* AIM OF THE EXERCISE *
Below is a listing. Gather each line of it that contains "răspândeşte".

═════ TASK INPUTS ═════

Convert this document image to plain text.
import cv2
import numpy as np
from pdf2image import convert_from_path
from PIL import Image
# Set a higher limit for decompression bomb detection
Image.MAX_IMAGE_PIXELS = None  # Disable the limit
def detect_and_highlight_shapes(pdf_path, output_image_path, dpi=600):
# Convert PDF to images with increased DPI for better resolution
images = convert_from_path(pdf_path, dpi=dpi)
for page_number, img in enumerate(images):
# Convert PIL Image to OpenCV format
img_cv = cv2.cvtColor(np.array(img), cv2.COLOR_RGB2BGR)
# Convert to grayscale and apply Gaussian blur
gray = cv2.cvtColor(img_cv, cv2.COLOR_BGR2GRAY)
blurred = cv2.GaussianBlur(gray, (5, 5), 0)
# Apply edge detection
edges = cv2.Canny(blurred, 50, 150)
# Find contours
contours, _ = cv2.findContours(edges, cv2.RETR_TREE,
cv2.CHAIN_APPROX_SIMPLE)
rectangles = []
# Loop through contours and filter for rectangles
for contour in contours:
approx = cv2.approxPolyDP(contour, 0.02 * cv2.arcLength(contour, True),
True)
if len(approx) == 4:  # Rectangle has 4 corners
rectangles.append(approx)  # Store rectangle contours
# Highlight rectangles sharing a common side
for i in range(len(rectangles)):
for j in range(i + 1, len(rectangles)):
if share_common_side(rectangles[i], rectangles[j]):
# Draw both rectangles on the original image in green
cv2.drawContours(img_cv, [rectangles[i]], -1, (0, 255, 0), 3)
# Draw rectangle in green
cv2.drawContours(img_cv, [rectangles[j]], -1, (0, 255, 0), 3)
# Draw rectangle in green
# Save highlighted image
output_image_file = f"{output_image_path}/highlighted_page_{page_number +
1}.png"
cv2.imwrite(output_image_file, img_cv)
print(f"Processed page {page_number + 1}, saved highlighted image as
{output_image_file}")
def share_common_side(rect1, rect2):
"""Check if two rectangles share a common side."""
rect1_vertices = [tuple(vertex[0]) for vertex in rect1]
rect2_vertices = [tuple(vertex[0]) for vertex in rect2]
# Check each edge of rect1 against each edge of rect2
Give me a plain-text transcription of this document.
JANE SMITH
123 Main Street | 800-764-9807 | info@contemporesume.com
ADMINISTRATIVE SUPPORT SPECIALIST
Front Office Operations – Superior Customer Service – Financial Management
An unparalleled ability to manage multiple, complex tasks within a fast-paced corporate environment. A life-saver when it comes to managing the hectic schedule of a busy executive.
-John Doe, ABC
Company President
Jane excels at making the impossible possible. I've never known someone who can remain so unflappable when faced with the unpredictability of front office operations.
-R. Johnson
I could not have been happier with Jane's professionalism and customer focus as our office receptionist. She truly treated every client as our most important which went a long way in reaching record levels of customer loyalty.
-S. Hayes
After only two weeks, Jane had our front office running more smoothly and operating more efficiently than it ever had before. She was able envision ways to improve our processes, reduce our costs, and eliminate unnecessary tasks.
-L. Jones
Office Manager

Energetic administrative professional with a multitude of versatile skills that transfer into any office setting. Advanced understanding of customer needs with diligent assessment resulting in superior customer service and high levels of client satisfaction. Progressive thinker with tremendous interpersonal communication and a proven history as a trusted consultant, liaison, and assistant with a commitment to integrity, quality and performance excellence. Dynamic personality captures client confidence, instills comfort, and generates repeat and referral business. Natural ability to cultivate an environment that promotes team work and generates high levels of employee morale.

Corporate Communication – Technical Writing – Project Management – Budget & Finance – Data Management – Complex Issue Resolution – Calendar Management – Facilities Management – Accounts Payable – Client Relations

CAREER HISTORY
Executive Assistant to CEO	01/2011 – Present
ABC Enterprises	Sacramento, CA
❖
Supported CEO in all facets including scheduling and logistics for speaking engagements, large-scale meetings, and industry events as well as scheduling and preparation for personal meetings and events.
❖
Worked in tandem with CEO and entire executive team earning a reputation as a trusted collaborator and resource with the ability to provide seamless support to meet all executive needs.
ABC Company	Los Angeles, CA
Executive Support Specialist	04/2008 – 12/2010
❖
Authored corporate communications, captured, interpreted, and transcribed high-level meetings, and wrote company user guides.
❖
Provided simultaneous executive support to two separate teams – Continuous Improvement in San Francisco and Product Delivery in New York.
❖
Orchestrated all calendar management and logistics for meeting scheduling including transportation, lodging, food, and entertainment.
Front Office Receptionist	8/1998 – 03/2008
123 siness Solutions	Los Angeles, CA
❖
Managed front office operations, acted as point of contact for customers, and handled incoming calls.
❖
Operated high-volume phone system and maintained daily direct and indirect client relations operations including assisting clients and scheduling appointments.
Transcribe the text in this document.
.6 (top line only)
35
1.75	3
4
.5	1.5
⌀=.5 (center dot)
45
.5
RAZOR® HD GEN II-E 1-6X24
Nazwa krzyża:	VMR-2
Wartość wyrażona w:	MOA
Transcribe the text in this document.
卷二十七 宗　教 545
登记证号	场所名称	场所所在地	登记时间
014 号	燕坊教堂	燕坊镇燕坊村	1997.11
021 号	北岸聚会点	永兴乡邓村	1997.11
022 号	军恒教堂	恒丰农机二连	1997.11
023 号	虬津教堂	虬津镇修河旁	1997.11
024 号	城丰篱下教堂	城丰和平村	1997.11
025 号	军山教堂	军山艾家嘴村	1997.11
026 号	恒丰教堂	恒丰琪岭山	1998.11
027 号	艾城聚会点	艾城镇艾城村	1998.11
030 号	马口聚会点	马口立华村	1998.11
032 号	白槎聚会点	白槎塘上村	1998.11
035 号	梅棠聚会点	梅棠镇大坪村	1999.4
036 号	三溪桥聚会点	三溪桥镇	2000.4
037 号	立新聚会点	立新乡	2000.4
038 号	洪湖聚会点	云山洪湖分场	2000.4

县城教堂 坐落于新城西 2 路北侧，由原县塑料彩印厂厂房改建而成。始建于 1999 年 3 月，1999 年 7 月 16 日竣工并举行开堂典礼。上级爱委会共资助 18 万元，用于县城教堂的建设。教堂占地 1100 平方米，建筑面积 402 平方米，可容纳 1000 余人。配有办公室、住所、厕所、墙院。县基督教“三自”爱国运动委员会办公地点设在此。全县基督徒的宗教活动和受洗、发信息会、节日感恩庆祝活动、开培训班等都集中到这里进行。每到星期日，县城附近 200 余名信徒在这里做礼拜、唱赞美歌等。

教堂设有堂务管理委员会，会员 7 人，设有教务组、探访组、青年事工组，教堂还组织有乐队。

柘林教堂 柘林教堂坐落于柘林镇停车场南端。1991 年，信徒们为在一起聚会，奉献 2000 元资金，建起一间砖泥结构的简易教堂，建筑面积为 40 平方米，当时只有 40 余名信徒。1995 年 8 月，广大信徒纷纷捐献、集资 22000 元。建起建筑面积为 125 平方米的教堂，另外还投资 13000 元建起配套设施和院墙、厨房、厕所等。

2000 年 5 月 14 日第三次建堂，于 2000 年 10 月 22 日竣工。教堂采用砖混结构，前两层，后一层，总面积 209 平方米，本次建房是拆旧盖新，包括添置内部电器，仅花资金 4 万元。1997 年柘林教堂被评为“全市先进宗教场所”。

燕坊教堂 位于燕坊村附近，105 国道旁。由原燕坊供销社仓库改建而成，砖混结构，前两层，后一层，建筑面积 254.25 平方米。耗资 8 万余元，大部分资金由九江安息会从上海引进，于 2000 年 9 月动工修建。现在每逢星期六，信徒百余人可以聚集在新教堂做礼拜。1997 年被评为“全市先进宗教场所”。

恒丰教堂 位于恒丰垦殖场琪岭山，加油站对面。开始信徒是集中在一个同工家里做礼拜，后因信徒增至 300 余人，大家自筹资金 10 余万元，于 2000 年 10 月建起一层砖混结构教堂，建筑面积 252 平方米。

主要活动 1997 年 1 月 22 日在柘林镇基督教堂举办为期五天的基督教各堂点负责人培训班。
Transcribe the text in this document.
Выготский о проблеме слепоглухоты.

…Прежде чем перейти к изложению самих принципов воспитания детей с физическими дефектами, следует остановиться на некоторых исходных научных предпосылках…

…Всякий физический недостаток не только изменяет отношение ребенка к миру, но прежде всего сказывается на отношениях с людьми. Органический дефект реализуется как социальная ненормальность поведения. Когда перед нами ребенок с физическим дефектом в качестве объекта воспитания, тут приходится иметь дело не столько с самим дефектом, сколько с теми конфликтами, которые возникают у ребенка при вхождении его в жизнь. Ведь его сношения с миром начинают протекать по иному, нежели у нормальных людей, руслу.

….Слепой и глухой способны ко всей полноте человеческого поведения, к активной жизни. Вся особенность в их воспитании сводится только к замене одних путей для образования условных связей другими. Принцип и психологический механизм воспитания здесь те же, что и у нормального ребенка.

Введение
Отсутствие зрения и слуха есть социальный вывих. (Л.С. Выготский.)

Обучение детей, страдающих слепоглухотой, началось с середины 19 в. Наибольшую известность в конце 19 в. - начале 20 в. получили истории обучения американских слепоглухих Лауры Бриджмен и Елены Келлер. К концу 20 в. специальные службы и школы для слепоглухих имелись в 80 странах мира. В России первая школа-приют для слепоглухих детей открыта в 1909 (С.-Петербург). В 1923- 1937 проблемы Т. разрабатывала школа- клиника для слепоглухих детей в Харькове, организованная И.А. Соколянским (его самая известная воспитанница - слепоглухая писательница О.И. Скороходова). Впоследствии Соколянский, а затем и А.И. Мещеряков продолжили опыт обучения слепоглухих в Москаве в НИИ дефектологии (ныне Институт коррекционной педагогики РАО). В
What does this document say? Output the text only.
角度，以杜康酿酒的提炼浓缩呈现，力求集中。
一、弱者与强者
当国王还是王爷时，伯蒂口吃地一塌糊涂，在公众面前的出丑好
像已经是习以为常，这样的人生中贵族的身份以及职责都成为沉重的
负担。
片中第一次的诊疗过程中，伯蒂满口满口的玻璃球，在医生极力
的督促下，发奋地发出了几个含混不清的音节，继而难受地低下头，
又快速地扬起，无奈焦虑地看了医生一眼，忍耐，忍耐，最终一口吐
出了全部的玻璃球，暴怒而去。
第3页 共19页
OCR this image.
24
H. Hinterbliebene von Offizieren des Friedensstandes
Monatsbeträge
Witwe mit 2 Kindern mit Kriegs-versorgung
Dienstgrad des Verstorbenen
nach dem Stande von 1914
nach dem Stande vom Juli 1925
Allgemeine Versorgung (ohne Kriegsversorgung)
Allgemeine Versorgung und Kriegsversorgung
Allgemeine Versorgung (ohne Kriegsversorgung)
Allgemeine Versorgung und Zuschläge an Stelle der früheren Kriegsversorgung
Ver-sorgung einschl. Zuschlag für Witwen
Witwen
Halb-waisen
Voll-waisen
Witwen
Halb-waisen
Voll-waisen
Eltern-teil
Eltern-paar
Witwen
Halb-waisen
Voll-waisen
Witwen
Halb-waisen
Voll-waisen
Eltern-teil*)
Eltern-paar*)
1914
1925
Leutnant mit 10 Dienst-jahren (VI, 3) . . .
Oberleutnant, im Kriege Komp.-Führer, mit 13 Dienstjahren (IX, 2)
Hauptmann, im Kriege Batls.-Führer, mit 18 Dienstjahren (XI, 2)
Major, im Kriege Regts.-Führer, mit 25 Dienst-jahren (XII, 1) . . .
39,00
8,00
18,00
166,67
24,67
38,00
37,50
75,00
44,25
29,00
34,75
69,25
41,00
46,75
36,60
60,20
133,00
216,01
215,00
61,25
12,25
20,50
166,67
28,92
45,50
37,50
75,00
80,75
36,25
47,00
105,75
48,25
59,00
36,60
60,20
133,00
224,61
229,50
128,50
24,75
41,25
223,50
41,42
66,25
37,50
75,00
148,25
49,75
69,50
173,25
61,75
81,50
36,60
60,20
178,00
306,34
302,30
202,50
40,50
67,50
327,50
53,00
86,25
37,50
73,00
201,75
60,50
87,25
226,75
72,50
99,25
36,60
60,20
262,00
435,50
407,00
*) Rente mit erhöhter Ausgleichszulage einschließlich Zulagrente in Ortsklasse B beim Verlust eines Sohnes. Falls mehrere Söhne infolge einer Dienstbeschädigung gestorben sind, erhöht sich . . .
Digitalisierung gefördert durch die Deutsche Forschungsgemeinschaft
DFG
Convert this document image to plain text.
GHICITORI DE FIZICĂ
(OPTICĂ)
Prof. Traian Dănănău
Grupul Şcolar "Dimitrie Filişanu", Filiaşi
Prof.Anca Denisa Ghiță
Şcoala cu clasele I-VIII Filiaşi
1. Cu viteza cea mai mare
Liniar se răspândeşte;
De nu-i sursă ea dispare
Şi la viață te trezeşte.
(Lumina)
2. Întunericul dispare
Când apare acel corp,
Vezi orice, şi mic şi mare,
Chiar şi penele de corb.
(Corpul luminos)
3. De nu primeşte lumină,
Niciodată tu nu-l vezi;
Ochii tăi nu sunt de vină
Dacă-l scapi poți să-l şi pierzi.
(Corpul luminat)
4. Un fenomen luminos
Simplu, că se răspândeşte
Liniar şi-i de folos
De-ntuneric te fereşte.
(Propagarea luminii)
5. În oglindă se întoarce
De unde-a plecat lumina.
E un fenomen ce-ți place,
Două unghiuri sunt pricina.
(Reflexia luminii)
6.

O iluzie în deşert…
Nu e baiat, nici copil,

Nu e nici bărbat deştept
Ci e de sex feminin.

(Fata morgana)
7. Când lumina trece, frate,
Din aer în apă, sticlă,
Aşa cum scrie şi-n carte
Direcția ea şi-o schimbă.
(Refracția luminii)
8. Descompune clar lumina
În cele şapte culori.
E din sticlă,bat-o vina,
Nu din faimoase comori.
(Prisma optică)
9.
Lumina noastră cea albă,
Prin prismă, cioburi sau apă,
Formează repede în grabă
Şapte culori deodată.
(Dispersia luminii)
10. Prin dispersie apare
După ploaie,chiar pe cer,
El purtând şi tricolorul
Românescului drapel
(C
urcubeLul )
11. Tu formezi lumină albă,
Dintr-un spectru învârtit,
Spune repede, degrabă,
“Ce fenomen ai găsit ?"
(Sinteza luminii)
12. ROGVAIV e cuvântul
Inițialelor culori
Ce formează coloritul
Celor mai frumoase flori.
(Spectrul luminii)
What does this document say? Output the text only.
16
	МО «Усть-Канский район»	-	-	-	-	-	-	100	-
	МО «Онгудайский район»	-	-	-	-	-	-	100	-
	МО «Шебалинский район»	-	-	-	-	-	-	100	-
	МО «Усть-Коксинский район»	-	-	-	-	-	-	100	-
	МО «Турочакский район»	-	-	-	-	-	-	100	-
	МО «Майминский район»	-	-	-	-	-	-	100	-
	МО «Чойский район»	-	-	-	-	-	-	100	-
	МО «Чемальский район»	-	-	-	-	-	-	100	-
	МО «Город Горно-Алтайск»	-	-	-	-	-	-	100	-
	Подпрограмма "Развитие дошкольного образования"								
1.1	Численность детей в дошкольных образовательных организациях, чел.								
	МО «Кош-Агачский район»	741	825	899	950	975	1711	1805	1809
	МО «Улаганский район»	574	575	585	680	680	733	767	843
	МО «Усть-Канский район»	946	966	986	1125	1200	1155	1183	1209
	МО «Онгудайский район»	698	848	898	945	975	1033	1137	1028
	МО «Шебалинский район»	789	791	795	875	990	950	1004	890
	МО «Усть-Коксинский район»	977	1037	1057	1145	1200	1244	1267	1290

═════

* REPLY *
Liniar se răspândeşte;
Simplu, că se răspândeşte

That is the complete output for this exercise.